**Prompt:** Make an exact copy of the entries below with the pictures removed.

## start Given data

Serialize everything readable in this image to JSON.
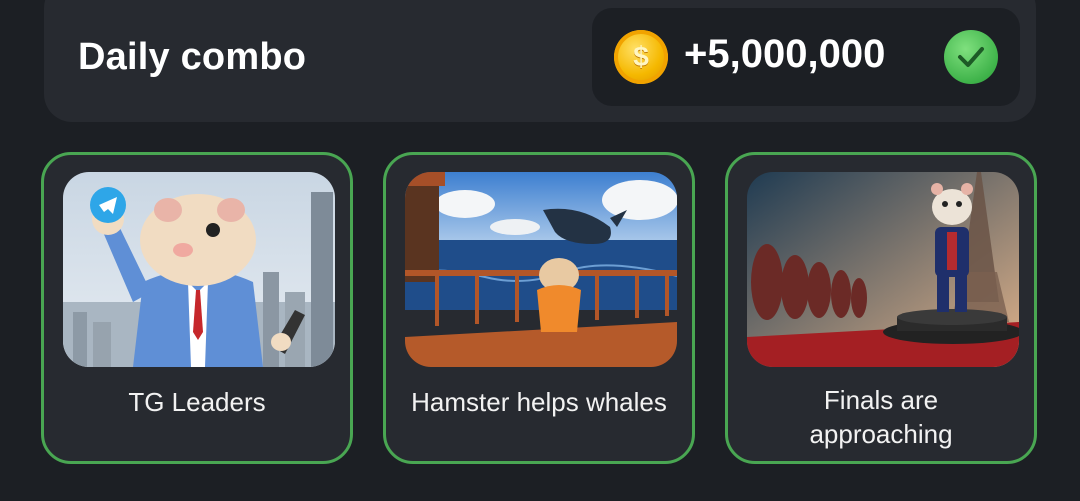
{
  "combo": {
    "title": "Daily combo",
    "reward": "+5,000,000",
    "coin_symbol": "$",
    "status_icon": "check-icon"
  },
  "cards": [
    {
      "label": "TG Leaders",
      "image": "hamster-businessman-telegram"
    },
    {
      "label": "Hamster helps whales",
      "image": "hamster-ship-whale"
    },
    {
      "label_line1": "Finals are",
      "label_line2": "approaching",
      "image": "hamster-eiffel-tower"
    }
  ],
  "colors": {
    "background": "#1c1f24",
    "panel": "#272a30",
    "card_border": "#49a652",
    "coin": "#f5b800",
    "check": "#3fb34a"
  }
}
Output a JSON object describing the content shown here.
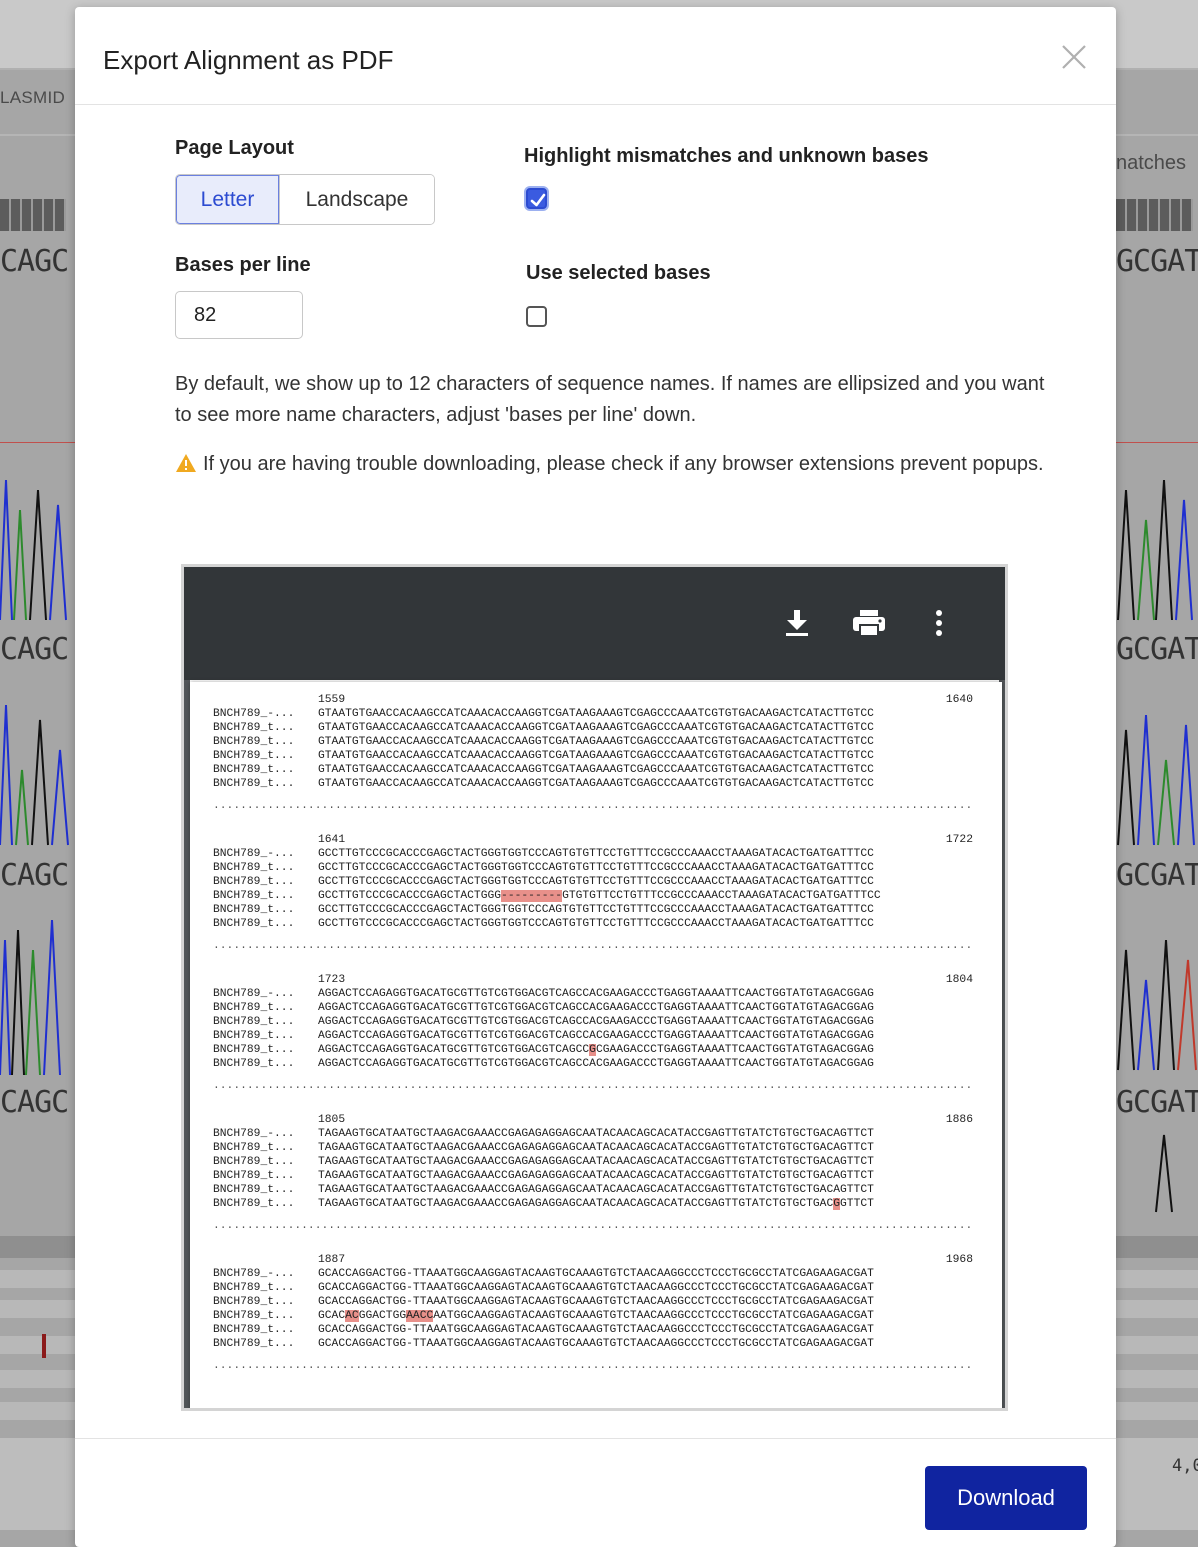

## end Given data

**Written response:**
Serialize everything readable in this image to JSON.
{
  "combo": {
    "title": "Daily combo",
    "reward": "+5,000,000",
    "coin_symbol": "$",
    "status_icon": "check-icon"
  },
  "cards": [
    {
      "label": "TG Leaders",
      "image": "hamster-businessman-telegram"
    },
    {
      "label": "Hamster helps whales",
      "image": "hamster-ship-whale"
    },
    {
      "label_line1": "Finals are",
      "label_line2": "approaching",
      "image": "hamster-eiffel-tower"
    }
  ],
  "colors": {
    "background": "#1c1f24",
    "panel": "#272a30",
    "card_border": "#49a652",
    "coin": "#f5b800",
    "check": "#3fb34a"
  }
}
Output a JSON object describing the content shown here.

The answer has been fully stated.